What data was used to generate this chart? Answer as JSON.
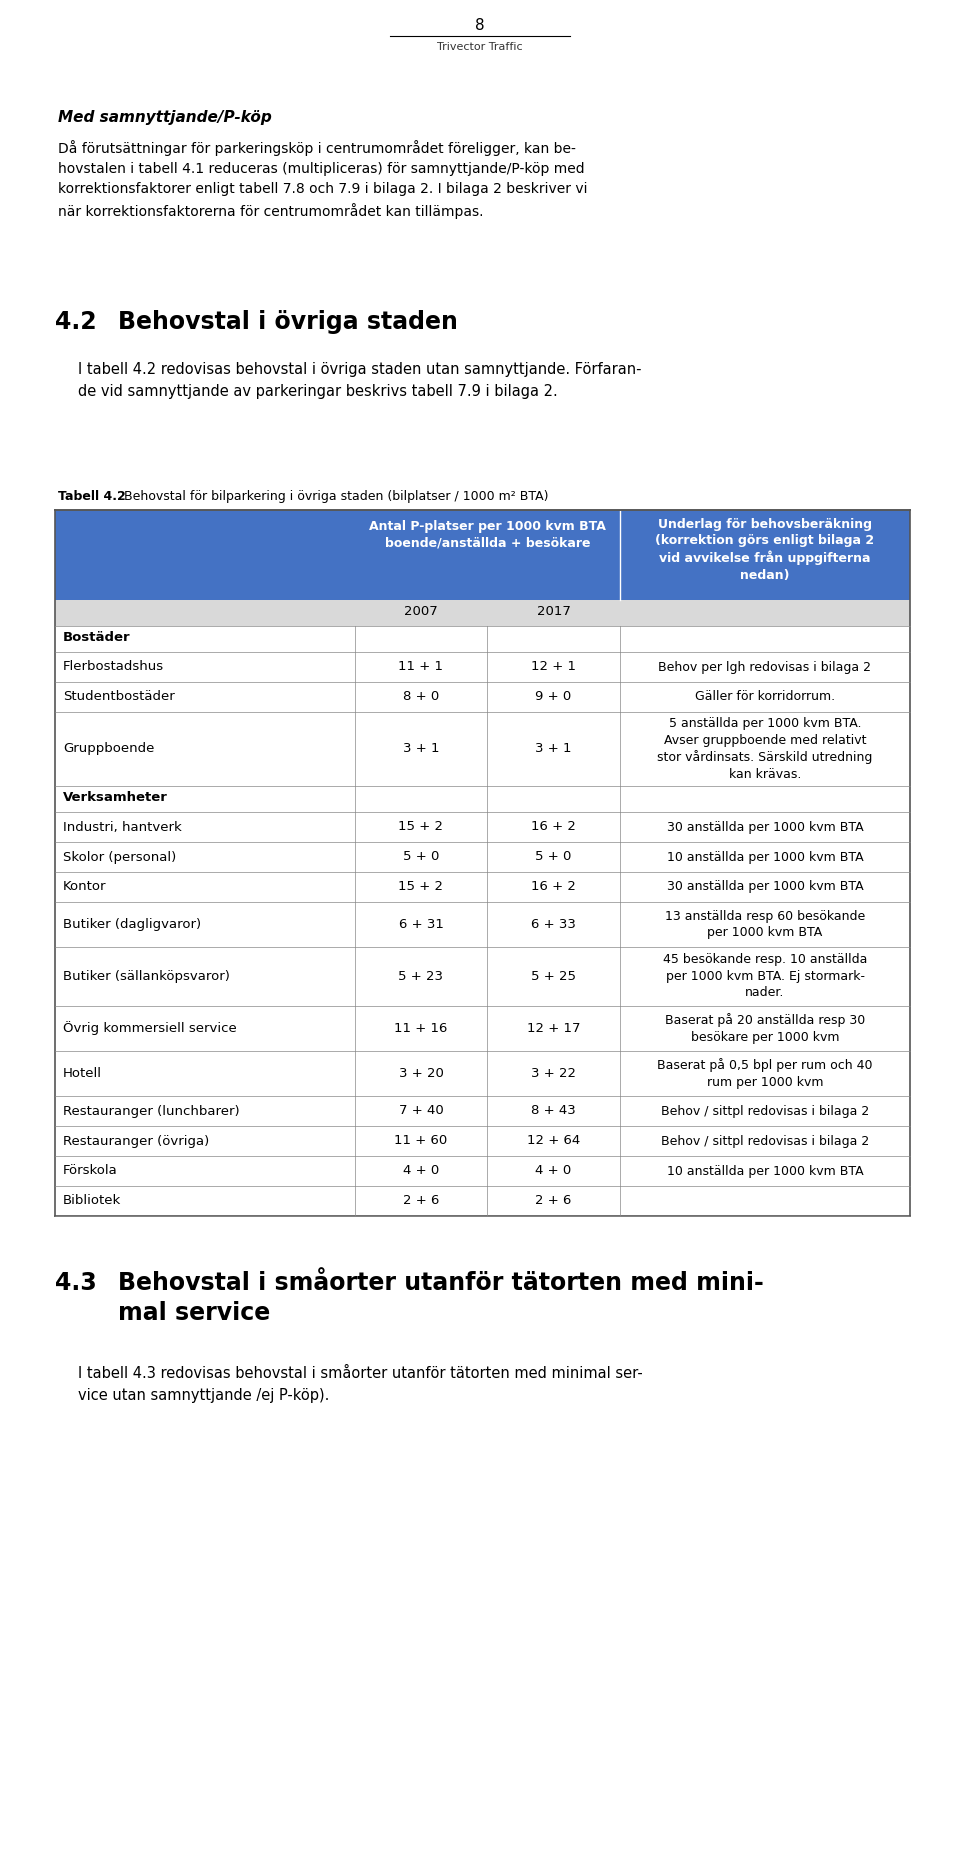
{
  "page_number": "8",
  "page_subtitle": "Trivector Traffic",
  "header_bg": "#4472C4",
  "header_fg": "#FFFFFF",
  "subheader_bg": "#D9D9D9",
  "border_color": "#888888",
  "rows": [
    {
      "category": "Bostäder",
      "type": "section_header",
      "val2007": "",
      "val2017": "",
      "note": ""
    },
    {
      "category": "Flerbostadshus",
      "type": "row",
      "val2007": "11 + 1",
      "val2017": "12 + 1",
      "note": "Behov per lgh redovisas i bilaga 2",
      "note_lines": 1
    },
    {
      "category": "Studentbostäder",
      "type": "row",
      "val2007": "8 + 0",
      "val2017": "9 + 0",
      "note": "Gäller för korridorrum.",
      "note_lines": 1
    },
    {
      "category": "Gruppboende",
      "type": "row",
      "val2007": "3 + 1",
      "val2017": "3 + 1",
      "note": "5 anställda per 1000 kvm BTA.\nAvser gruppboende med relativt\nstor vårdinsats. Särskild utredning\nkan krävas.",
      "note_lines": 4
    },
    {
      "category": "Verksamheter",
      "type": "section_header",
      "val2007": "",
      "val2017": "",
      "note": ""
    },
    {
      "category": "Industri, hantverk",
      "type": "row",
      "val2007": "15 + 2",
      "val2017": "16 + 2",
      "note": "30 anställda per 1000 kvm BTA",
      "note_lines": 1
    },
    {
      "category": "Skolor (personal)",
      "type": "row",
      "val2007": "5 + 0",
      "val2017": "5 + 0",
      "note": "10 anställda per 1000 kvm BTA",
      "note_lines": 1
    },
    {
      "category": "Kontor",
      "type": "row",
      "val2007": "15 + 2",
      "val2017": "16 + 2",
      "note": "30 anställda per 1000 kvm BTA",
      "note_lines": 1
    },
    {
      "category": "Butiker (dagligvaror)",
      "type": "row",
      "val2007": "6 + 31",
      "val2017": "6 + 33",
      "note": "13 anställda resp 60 besökande\nper 1000 kvm BTA",
      "note_lines": 2
    },
    {
      "category": "Butiker (sällanköpsvaror)",
      "type": "row",
      "val2007": "5 + 23",
      "val2017": "5 + 25",
      "note": "45 besökande resp. 10 anställda\nper 1000 kvm BTA. Ej stormark-\nnader.",
      "note_lines": 3
    },
    {
      "category": "Övrig kommersiell service",
      "type": "row",
      "val2007": "11 + 16",
      "val2017": "12 + 17",
      "note": "Baserat på 20 anställda resp 30\nbesökare per 1000 kvm",
      "note_lines": 2
    },
    {
      "category": "Hotell",
      "type": "row",
      "val2007": "3 + 20",
      "val2017": "3 + 22",
      "note": "Baserat på 0,5 bpl per rum och 40\nrum per 1000 kvm",
      "note_lines": 2
    },
    {
      "category": "Restauranger (lunchbarer)",
      "type": "row",
      "val2007": "7 + 40",
      "val2017": "8 + 43",
      "note": "Behov / sittpl redovisas i bilaga 2",
      "note_lines": 1
    },
    {
      "category": "Restauranger (övriga)",
      "type": "row",
      "val2007": "11 + 60",
      "val2017": "12 + 64",
      "note": "Behov / sittpl redovisas i bilaga 2",
      "note_lines": 1
    },
    {
      "category": "Förskola",
      "type": "row",
      "val2007": "4 + 0",
      "val2017": "4 + 0",
      "note": "10 anställda per 1000 kvm BTA",
      "note_lines": 1
    },
    {
      "category": "Bibliotek",
      "type": "row",
      "val2007": "2 + 6",
      "val2017": "2 + 6",
      "note": "",
      "note_lines": 1
    }
  ]
}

+---+

Leave the pictures out, and print every line of the listing exactly as written.

What data was used to generate this chart? Answer as JSON.
{
  "page_number": "8",
  "page_subtitle": "Trivector Traffic",
  "header_bg": "#4472C4",
  "header_fg": "#FFFFFF",
  "subheader_bg": "#D9D9D9",
  "border_color": "#888888",
  "rows": [
    {
      "category": "Bostäder",
      "type": "section_header",
      "val2007": "",
      "val2017": "",
      "note": ""
    },
    {
      "category": "Flerbostadshus",
      "type": "row",
      "val2007": "11 + 1",
      "val2017": "12 + 1",
      "note": "Behov per lgh redovisas i bilaga 2",
      "note_lines": 1
    },
    {
      "category": "Studentbostäder",
      "type": "row",
      "val2007": "8 + 0",
      "val2017": "9 + 0",
      "note": "Gäller för korridorrum.",
      "note_lines": 1
    },
    {
      "category": "Gruppboende",
      "type": "row",
      "val2007": "3 + 1",
      "val2017": "3 + 1",
      "note": "5 anställda per 1000 kvm BTA.\nAvser gruppboende med relativt\nstor vårdinsats. Särskild utredning\nkan krävas.",
      "note_lines": 4
    },
    {
      "category": "Verksamheter",
      "type": "section_header",
      "val2007": "",
      "val2017": "",
      "note": ""
    },
    {
      "category": "Industri, hantverk",
      "type": "row",
      "val2007": "15 + 2",
      "val2017": "16 + 2",
      "note": "30 anställda per 1000 kvm BTA",
      "note_lines": 1
    },
    {
      "category": "Skolor (personal)",
      "type": "row",
      "val2007": "5 + 0",
      "val2017": "5 + 0",
      "note": "10 anställda per 1000 kvm BTA",
      "note_lines": 1
    },
    {
      "category": "Kontor",
      "type": "row",
      "val2007": "15 + 2",
      "val2017": "16 + 2",
      "note": "30 anställda per 1000 kvm BTA",
      "note_lines": 1
    },
    {
      "category": "Butiker (dagligvaror)",
      "type": "row",
      "val2007": "6 + 31",
      "val2017": "6 + 33",
      "note": "13 anställda resp 60 besökande\nper 1000 kvm BTA",
      "note_lines": 2
    },
    {
      "category": "Butiker (sällanköpsvaror)",
      "type": "row",
      "val2007": "5 + 23",
      "val2017": "5 + 25",
      "note": "45 besökande resp. 10 anställda\nper 1000 kvm BTA. Ej stormark-\nnader.",
      "note_lines": 3
    },
    {
      "category": "Övrig kommersiell service",
      "type": "row",
      "val2007": "11 + 16",
      "val2017": "12 + 17",
      "note": "Baserat på 20 anställda resp 30\nbesökare per 1000 kvm",
      "note_lines": 2
    },
    {
      "category": "Hotell",
      "type": "row",
      "val2007": "3 + 20",
      "val2017": "3 + 22",
      "note": "Baserat på 0,5 bpl per rum och 40\nrum per 1000 kvm",
      "note_lines": 2
    },
    {
      "category": "Restauranger (lunchbarer)",
      "type": "row",
      "val2007": "7 + 40",
      "val2017": "8 + 43",
      "note": "Behov / sittpl redovisas i bilaga 2",
      "note_lines": 1
    },
    {
      "category": "Restauranger (övriga)",
      "type": "row",
      "val2007": "11 + 60",
      "val2017": "12 + 64",
      "note": "Behov / sittpl redovisas i bilaga 2",
      "note_lines": 1
    },
    {
      "category": "Förskola",
      "type": "row",
      "val2007": "4 + 0",
      "val2017": "4 + 0",
      "note": "10 anställda per 1000 kvm BTA",
      "note_lines": 1
    },
    {
      "category": "Bibliotek",
      "type": "row",
      "val2007": "2 + 6",
      "val2017": "2 + 6",
      "note": "",
      "note_lines": 1
    }
  ]
}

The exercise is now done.